--- Start of Dataset extract ---

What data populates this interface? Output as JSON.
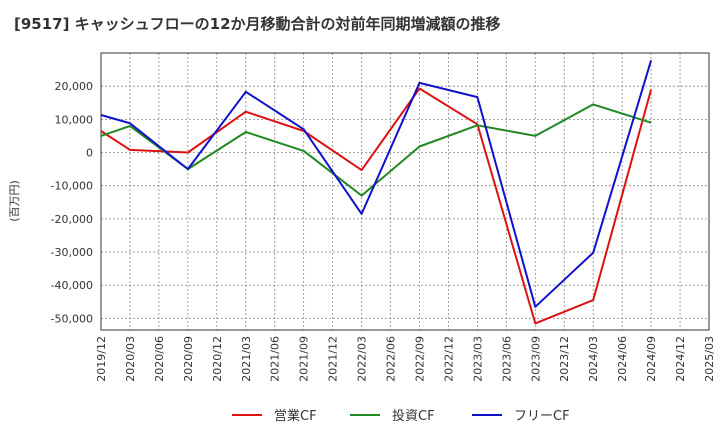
{
  "chart_data": {
    "type": "line",
    "title": "[9517]  キャッシュフローの12か月移動合計の対前年同期増減額の推移",
    "ylabel": "(百万円)",
    "xlabel": "",
    "ylim": [
      -53500,
      30000
    ],
    "yticks": [
      -50000,
      -40000,
      -30000,
      -20000,
      -10000,
      0,
      10000,
      20000
    ],
    "ytick_labels": [
      "-50,000",
      "-40,000",
      "-30,000",
      "-20,000",
      "-10,000",
      "0",
      "10,000",
      "20,000"
    ],
    "categories": [
      "2019/12",
      "2020/03",
      "2020/06",
      "2020/09",
      "2020/12",
      "2021/03",
      "2021/06",
      "2021/09",
      "2021/12",
      "2022/03",
      "2022/06",
      "2022/09",
      "2022/12",
      "2023/03",
      "2023/06",
      "2023/09",
      "2023/12",
      "2024/03",
      "2024/06",
      "2024/09",
      "2024/12",
      "2025/03"
    ],
    "grid": true,
    "legend_position": "bottom",
    "series": [
      {
        "name": "営業CF",
        "color": "#dd1111",
        "values": [
          6500,
          800,
          null,
          0,
          null,
          12300,
          null,
          6500,
          null,
          -5300,
          null,
          19300,
          null,
          8500,
          null,
          -51500,
          null,
          -44500,
          null,
          19000,
          null,
          null
        ]
      },
      {
        "name": "投資CF",
        "color": "#228822",
        "values": [
          5000,
          8000,
          null,
          -5000,
          null,
          6200,
          null,
          500,
          null,
          -13000,
          null,
          1800,
          null,
          8200,
          null,
          5000,
          null,
          14500,
          null,
          9000,
          null,
          null
        ]
      },
      {
        "name": "フリーCF",
        "color": "#1111cc",
        "values": [
          11300,
          8800,
          null,
          -5000,
          null,
          18300,
          null,
          7000,
          null,
          -18500,
          null,
          21000,
          null,
          16700,
          null,
          -46500,
          null,
          -30200,
          null,
          27800,
          null,
          null
        ]
      }
    ]
  }
}
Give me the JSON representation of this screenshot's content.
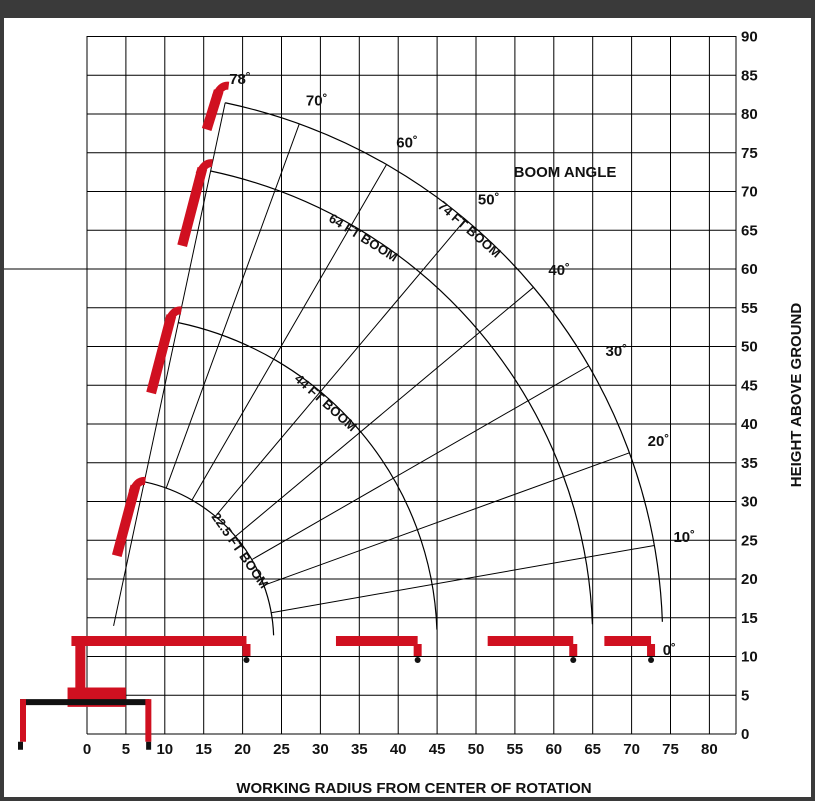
{
  "chart_data": {
    "type": "range-diagram",
    "title": "",
    "xlabel": "WORKING RADIUS FROM CENTER OF ROTATION",
    "ylabel": "HEIGHT ABOVE GROUND",
    "xlim": [
      0,
      85
    ],
    "ylim": [
      0,
      90
    ],
    "x_ticks": [
      0,
      5,
      10,
      15,
      20,
      25,
      30,
      35,
      40,
      45,
      50,
      55,
      60,
      65,
      70,
      75,
      80
    ],
    "y_ticks": [
      0,
      5,
      10,
      15,
      20,
      25,
      30,
      35,
      40,
      45,
      50,
      55,
      60,
      65,
      70,
      75,
      80,
      85,
      90
    ],
    "grid": true,
    "pivot": {
      "x": 3,
      "y": 12
    },
    "booms": [
      {
        "name": "22.5 FT BOOM",
        "tip_x": 20.5,
        "tip_y": 12,
        "reach": 21,
        "label_angle": 35
      },
      {
        "name": "44 FT BOOM",
        "tip_x": 42.5,
        "tip_y": 12,
        "reach": 42,
        "label_angle": 48
      },
      {
        "name": "64 FT BOOM",
        "tip_x": 62.5,
        "tip_y": 12,
        "reach": 62,
        "label_angle": 58
      },
      {
        "name": "74 FT BOOM",
        "tip_x": 72.5,
        "tip_y": 12,
        "reach": 71,
        "label_angle": 49
      }
    ],
    "angle_lines": {
      "title": "BOOM ANGLE",
      "angles": [
        0,
        10,
        20,
        30,
        40,
        50,
        60,
        70,
        78
      ],
      "labels": [
        "0˚",
        "10˚",
        "20˚",
        "30˚",
        "40˚",
        "50˚",
        "60˚",
        "70˚",
        "78˚"
      ]
    },
    "colors": {
      "boom": "#d01020",
      "grid": "#000000",
      "frame": "#2a2a2a",
      "background": "#ffffff"
    }
  }
}
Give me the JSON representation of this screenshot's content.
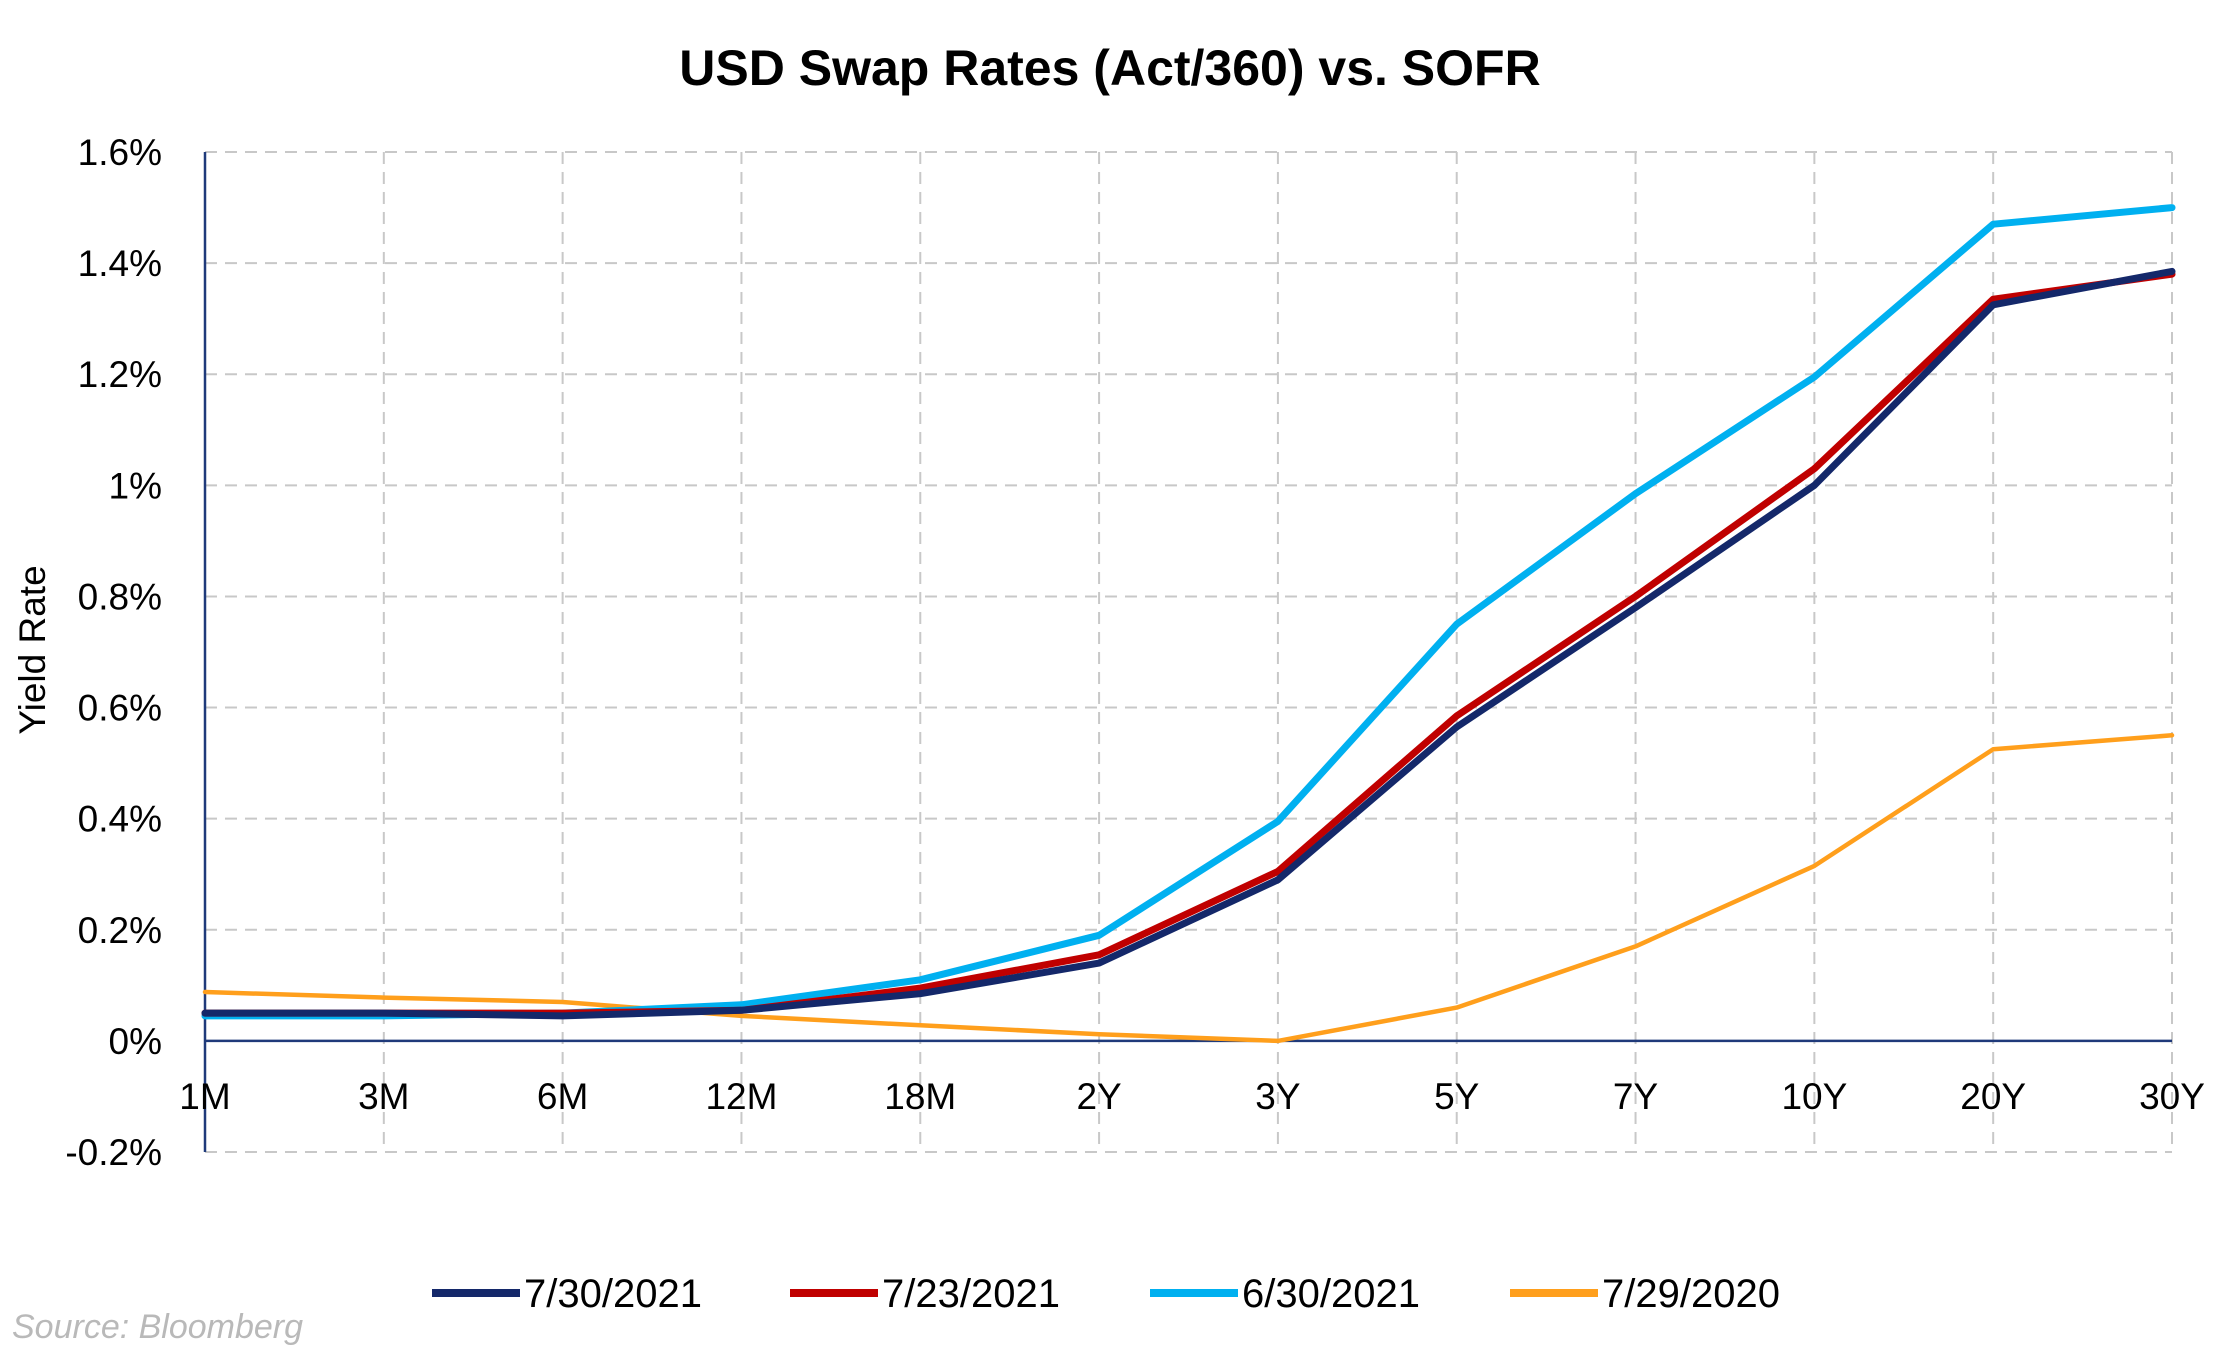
{
  "chart_data": {
    "type": "line",
    "title": "USD Swap Rates (Act/360) vs. SOFR",
    "xlabel": "",
    "ylabel": "Yield Rate",
    "categories": [
      "1M",
      "3M",
      "6M",
      "12M",
      "18M",
      "2Y",
      "3Y",
      "5Y",
      "7Y",
      "10Y",
      "20Y",
      "30Y"
    ],
    "ylim": [
      -0.2,
      1.6
    ],
    "yticks": [
      -0.2,
      0,
      0.2,
      0.4,
      0.6,
      0.8,
      1.0,
      1.2,
      1.4,
      1.6
    ],
    "ytick_labels": [
      "-0.2%",
      "0%",
      "0.2%",
      "0.4%",
      "0.6%",
      "0.8%",
      "1%",
      "1.2%",
      "1.4%",
      "1.6%"
    ],
    "grid": true,
    "legend_position": "bottom",
    "series": [
      {
        "name": "7/30/2021",
        "color": "#14286a",
        "values": [
          0.05,
          0.05,
          0.045,
          0.055,
          0.085,
          0.14,
          0.29,
          0.565,
          0.78,
          1.0,
          1.325,
          1.385
        ]
      },
      {
        "name": "7/23/2021",
        "color": "#c00000",
        "values": [
          0.05,
          0.05,
          0.05,
          0.055,
          0.095,
          0.155,
          0.305,
          0.585,
          0.8,
          1.03,
          1.335,
          1.38
        ]
      },
      {
        "name": "6/30/2021",
        "color": "#00b0f0",
        "values": [
          0.045,
          0.045,
          0.05,
          0.065,
          0.11,
          0.19,
          0.395,
          0.75,
          0.985,
          1.195,
          1.47,
          1.5
        ]
      },
      {
        "name": "7/29/2020",
        "color": "#ff9f1c",
        "values": [
          0.088,
          0.078,
          0.07,
          0.045,
          0.028,
          0.012,
          0.0,
          0.06,
          0.17,
          0.315,
          0.525,
          0.55
        ]
      }
    ]
  },
  "source": "Source: Bloomberg"
}
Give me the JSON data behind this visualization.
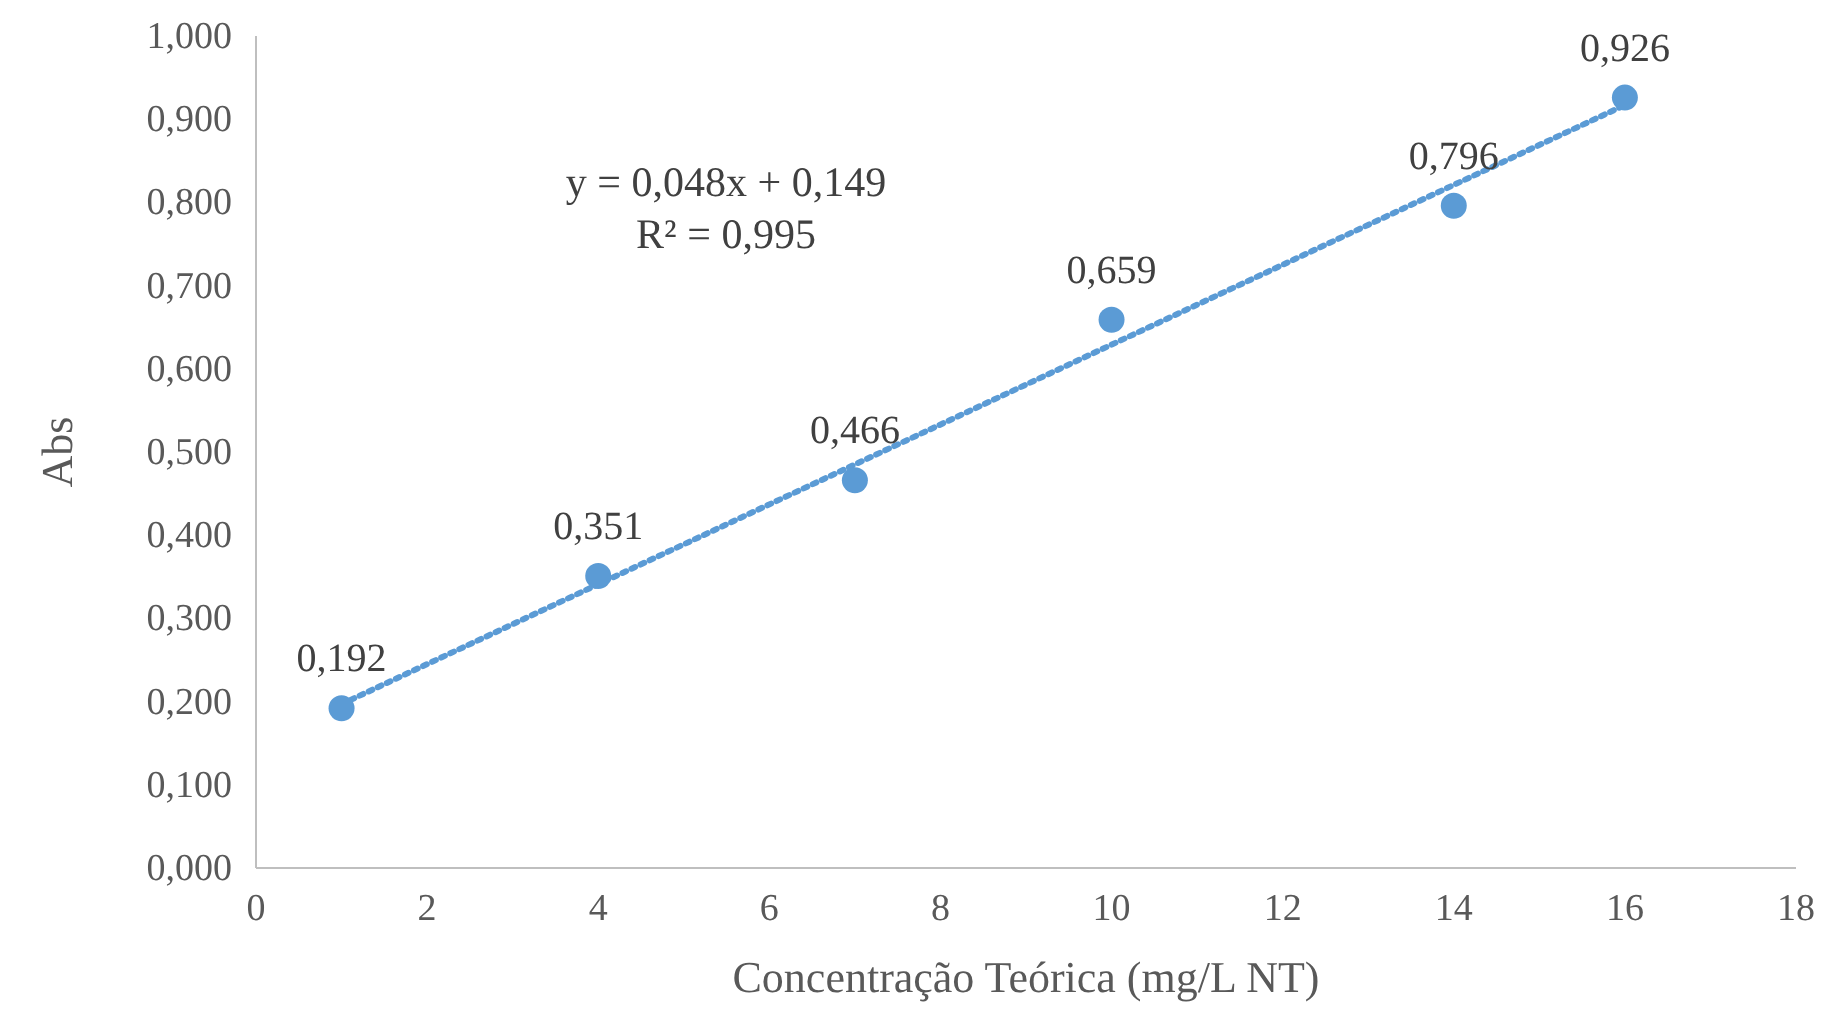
{
  "chart_data": {
    "type": "scatter",
    "xlabel": "Concentração Teórica (mg/L NT)",
    "ylabel": "Abs",
    "x": [
      1,
      4,
      7,
      10,
      14,
      16
    ],
    "series": [
      {
        "type": "scatter",
        "color": "#5b9bd5",
        "values": [
          0.192,
          0.351,
          0.466,
          0.659,
          0.796,
          0.926
        ],
        "value_labels": [
          "0,192",
          "0,351",
          "0,466",
          "0,659",
          "0,796",
          "0,926"
        ],
        "marker": "circle"
      },
      {
        "type": "line",
        "color": "#5b9bd5",
        "x": [
          1,
          16
        ],
        "values": [
          0.197,
          0.917
        ],
        "line_style": "dotted",
        "marker": "none"
      }
    ],
    "annotations": [
      "y = 0,048x + 0,149",
      "R² = 0,995"
    ],
    "xlim": [
      0,
      18
    ],
    "xticks": [
      0,
      2,
      4,
      6,
      8,
      10,
      12,
      14,
      16,
      18
    ],
    "ylim": [
      0,
      1
    ],
    "yticks": [
      {
        "value": 0,
        "label": "0,000"
      },
      {
        "value": 0.1,
        "label": "0,100"
      },
      {
        "value": 0.2,
        "label": "0,200"
      },
      {
        "value": 0.3,
        "label": "0,300"
      },
      {
        "value": 0.4,
        "label": "0,400"
      },
      {
        "value": 0.5,
        "label": "0,500"
      },
      {
        "value": 0.6,
        "label": "0,600"
      },
      {
        "value": 0.7,
        "label": "0,700"
      },
      {
        "value": 0.8,
        "label": "0,800"
      },
      {
        "value": 0.9,
        "label": "0,900"
      },
      {
        "value": 1,
        "label": "1,000"
      }
    ],
    "grid": false,
    "legend": false
  }
}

--- End of Dataset extract ---

• _Given exercise_
Look through the records and gather every line containing "xlabel".

• _Answer below_
    "xlabel": "",
    "xlabel": "WORKING RADIUS FROM CENTER OF ROTATION",
    "xlabel": "",
    "xlabel": "Concentração Teórica (mg/L NT)",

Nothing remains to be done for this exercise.